## Dataset extract
=-=-=

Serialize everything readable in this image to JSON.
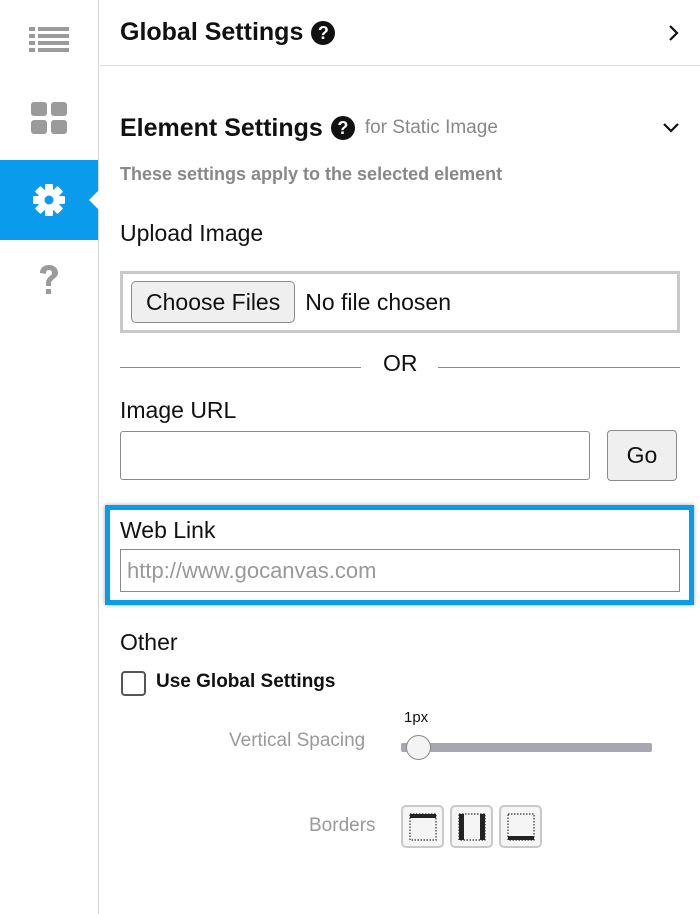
{
  "sidebar": {
    "items": [
      {
        "icon": "list-icon",
        "active": false
      },
      {
        "icon": "grid-icon",
        "active": false
      },
      {
        "icon": "gear-icon",
        "active": true
      },
      {
        "icon": "question-icon",
        "active": false
      }
    ],
    "accent": "#0a9bec"
  },
  "global_settings": {
    "title": "Global Settings",
    "help": "?"
  },
  "element_settings": {
    "title": "Element Settings",
    "help": "?",
    "for_text": "for Static Image",
    "description": "These settings apply to the selected element"
  },
  "upload": {
    "label": "Upload Image",
    "button": "Choose Files",
    "status": "No file chosen"
  },
  "or_text": "OR",
  "image_url": {
    "label": "Image URL",
    "value": "",
    "go_button": "Go"
  },
  "web_link": {
    "label": "Web Link",
    "placeholder": "http://www.gocanvas.com"
  },
  "other": {
    "label": "Other",
    "checkbox_label": "Use Global Settings",
    "checked": false,
    "vertical_spacing_label": "Vertical Spacing",
    "vertical_spacing_value": "1px",
    "borders_label": "Borders"
  }
}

=-=-=

## What is needed
Using the listing above, show each line holding the string "title".

## Complete answer
    "title": "Global Settings",
    "title": "Element Settings",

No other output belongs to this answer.